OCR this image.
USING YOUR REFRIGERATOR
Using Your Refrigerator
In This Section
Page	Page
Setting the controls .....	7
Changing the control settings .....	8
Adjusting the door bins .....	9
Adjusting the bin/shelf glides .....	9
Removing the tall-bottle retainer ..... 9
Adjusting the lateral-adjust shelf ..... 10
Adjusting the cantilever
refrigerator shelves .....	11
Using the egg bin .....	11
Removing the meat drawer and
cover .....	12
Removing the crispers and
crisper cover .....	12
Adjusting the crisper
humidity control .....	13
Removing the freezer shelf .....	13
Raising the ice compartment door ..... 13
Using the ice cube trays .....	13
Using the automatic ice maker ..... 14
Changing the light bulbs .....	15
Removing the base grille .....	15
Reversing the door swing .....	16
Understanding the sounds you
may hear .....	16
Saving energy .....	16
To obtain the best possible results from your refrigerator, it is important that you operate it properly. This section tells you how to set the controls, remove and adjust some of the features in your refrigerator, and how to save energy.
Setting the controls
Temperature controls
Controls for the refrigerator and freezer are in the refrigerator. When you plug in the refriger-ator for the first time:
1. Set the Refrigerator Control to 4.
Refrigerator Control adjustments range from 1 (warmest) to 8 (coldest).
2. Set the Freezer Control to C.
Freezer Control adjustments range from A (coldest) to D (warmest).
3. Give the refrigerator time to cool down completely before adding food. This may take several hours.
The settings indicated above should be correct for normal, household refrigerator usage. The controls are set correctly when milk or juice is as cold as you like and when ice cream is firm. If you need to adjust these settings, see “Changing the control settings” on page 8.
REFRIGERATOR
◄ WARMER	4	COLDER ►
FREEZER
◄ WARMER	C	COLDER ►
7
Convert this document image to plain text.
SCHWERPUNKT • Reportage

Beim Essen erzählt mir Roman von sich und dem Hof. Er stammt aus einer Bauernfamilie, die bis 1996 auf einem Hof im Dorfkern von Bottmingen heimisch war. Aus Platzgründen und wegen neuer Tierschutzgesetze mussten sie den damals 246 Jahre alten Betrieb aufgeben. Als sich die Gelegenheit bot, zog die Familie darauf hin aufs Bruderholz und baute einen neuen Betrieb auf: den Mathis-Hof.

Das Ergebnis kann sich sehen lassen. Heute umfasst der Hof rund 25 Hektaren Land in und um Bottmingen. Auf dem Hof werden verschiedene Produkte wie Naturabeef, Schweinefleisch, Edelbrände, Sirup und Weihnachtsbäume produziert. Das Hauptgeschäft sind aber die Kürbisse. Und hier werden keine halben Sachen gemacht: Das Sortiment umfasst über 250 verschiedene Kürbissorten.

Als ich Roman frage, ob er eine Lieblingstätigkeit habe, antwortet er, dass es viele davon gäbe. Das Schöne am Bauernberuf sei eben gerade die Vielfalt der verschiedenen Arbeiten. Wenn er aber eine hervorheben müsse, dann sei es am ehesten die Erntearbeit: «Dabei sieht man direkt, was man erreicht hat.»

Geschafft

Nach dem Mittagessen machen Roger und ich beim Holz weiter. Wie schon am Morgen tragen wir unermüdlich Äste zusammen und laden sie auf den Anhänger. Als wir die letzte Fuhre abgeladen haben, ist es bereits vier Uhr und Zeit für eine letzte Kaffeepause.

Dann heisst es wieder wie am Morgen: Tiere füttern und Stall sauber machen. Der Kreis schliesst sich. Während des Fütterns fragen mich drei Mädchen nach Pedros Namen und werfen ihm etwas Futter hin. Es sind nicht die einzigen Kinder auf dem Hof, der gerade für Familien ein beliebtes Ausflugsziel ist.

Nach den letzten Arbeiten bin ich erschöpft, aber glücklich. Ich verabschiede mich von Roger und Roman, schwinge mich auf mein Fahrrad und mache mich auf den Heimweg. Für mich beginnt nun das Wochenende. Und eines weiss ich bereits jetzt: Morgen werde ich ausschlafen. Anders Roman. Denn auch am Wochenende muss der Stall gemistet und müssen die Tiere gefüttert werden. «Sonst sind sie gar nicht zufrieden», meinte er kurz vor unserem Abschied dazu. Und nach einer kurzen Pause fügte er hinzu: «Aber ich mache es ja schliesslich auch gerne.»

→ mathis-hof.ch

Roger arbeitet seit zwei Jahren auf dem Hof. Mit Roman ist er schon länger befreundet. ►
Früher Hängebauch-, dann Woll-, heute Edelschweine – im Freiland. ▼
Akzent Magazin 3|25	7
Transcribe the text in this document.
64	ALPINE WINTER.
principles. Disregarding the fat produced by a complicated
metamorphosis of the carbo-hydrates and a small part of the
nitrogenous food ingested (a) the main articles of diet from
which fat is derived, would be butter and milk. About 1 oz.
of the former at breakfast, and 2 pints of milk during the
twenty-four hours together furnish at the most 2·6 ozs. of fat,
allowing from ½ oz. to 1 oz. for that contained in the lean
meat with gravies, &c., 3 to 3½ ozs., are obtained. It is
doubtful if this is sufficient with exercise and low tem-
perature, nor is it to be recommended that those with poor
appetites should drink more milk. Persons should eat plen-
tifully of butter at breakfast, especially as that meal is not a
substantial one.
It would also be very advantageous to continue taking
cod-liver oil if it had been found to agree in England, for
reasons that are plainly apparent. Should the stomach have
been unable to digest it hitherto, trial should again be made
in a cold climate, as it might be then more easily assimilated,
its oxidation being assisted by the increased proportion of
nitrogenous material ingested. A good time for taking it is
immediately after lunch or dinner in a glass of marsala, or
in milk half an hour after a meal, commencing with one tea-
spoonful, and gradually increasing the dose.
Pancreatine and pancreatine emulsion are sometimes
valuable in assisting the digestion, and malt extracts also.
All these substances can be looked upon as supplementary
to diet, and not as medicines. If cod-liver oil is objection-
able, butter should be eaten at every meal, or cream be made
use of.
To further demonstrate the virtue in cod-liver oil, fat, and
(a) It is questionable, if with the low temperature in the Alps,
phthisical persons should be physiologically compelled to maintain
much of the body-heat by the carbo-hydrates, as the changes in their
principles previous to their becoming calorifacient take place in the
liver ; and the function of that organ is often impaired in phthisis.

::::::::

◆ What is asked ◆
Extract every line containing the string "ingested" from the data above.

◆ Reply to the exercise ◆
nitrogenous food ingested (a) the main articles of diet from
nitrogenous material ingested. A good time for taking it is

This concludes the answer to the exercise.